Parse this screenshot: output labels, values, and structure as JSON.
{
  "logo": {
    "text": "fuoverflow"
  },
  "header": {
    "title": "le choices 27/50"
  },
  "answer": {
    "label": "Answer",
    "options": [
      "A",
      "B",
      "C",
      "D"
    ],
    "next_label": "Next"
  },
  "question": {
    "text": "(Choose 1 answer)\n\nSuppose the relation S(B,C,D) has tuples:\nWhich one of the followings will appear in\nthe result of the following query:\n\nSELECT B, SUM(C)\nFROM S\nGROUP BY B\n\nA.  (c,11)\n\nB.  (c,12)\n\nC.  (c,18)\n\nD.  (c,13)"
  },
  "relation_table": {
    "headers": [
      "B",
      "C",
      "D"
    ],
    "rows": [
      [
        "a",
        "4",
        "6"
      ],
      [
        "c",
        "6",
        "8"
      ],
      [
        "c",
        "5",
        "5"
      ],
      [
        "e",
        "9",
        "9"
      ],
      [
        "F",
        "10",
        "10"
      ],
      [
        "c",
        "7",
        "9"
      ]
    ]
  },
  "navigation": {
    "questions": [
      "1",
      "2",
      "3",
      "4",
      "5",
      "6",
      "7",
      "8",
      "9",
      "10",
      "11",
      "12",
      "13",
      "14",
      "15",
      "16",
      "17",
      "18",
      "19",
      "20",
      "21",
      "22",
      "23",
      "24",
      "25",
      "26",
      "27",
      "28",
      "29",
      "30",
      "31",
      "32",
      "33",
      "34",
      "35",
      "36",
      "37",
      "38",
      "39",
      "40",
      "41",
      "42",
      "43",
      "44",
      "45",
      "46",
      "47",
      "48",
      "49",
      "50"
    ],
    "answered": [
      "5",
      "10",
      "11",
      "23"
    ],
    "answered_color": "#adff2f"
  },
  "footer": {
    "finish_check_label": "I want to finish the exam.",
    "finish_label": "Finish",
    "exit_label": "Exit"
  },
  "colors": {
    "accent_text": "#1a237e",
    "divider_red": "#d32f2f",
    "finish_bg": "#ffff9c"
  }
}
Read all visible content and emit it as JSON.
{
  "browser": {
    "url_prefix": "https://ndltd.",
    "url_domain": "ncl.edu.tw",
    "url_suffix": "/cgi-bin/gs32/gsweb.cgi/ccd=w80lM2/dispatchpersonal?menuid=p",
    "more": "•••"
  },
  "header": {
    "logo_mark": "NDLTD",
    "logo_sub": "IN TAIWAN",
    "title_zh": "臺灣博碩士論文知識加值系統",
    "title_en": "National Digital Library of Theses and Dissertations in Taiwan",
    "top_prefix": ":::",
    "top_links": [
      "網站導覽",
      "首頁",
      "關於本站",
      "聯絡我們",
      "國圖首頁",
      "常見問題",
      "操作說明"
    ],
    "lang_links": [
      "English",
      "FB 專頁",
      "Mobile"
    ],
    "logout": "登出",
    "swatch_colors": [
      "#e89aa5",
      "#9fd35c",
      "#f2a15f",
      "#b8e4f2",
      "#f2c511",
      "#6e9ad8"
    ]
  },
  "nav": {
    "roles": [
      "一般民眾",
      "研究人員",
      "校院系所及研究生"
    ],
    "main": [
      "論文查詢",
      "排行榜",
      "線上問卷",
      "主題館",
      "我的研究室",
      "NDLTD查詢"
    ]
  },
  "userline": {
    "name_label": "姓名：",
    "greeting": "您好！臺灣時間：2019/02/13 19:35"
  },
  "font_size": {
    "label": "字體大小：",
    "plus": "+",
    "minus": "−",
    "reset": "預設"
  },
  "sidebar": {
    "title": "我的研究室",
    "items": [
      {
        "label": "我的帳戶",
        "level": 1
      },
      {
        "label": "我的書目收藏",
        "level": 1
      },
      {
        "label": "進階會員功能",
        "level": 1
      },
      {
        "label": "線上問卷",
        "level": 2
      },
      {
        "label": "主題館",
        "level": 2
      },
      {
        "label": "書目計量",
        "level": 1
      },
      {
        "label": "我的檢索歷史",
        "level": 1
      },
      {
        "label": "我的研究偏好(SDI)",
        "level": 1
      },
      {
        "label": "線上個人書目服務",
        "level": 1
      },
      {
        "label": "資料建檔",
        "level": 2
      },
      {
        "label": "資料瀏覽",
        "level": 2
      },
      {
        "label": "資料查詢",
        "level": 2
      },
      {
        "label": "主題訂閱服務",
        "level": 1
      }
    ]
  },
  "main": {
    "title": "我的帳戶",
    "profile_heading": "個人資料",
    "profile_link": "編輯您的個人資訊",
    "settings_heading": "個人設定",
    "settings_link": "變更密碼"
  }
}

[Requirement]:
Report each line in the preceding entries that holds the string "JSON".

[Result of this exercise]:
Parse this screenshot: output labels, values, and structure as JSON.
Read all visible content and emit it as JSON.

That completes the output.